Find each line holding "your" and copy it out.

*STORED DATA*.
____
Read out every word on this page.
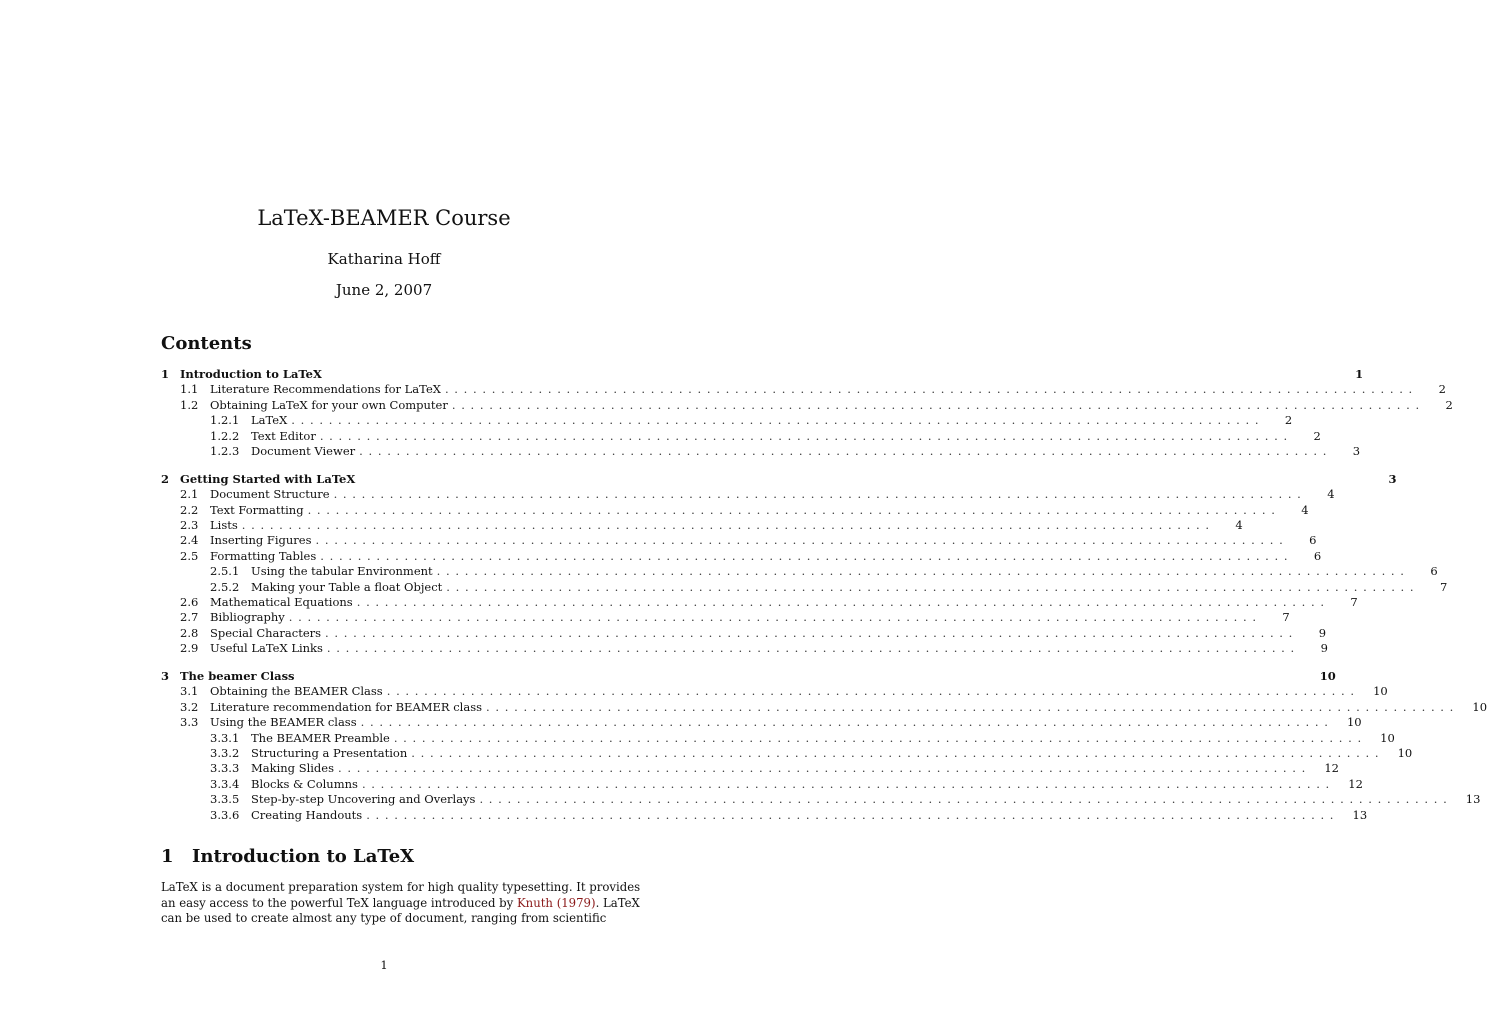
LaTeX-BEAMER Course
Katharina Hoff
June 2, 2007
Contents
1 Introduction to LaTeX	1
1.1	Literature Recommendations for LaTeX .....	2
1.2	Obtaining LaTeX for your own Computer .....	2
1.2.1	LaTeX .....	2
1.2.2	Text Editor .....	2
1.2.3	Document Viewer .....	3
2 Getting Started with LaTeX	3
2.1	Document Structure .....	4
2.2	Text Formatting .....	4
2.3	Lists .....	4
2.4	Inserting Figures .....	6
2.5	Formatting Tables .....	6
2.5.1	Using the tabular Environment .....	6
2.5.2	Making your Table a float Object .....	7
2.6	Mathematical Equations .....	7
2.7	Bibliography .....	7
2.8	Special Characters .....	9
2.9	Useful LaTeX Links .....	9
3 The beamer Class	10
3.1	Obtaining the BEAMER Class .....	10
3.2	Literature recommendation for BEAMER class .....	10
3.3	Using the BEAMER class .....	10
3.3.1	The BEAMER Preamble .....	10
3.3.2	Structuring a Presentation .....	10
3.3.3	Making Slides .....	12
3.3.4	Blocks & Columns .....	12
3.3.5	Step-by-step Uncovering and Overlays .....	13
3.3.6	Creating Handouts .....	13
1 Introduction to LaTeX
LaTeX is a document preparation system for high quality typesetting. It provides
an easy access to the powerful TeX language introduced by Knuth (1979). LaTeX
can be used to create almost any type of document, ranging from scientific
1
____
*WORKED ANSWER*.
1.2	Obtaining LaTeX for your own Computer .....	2
2.5.2	Making your Table a float Object .....	7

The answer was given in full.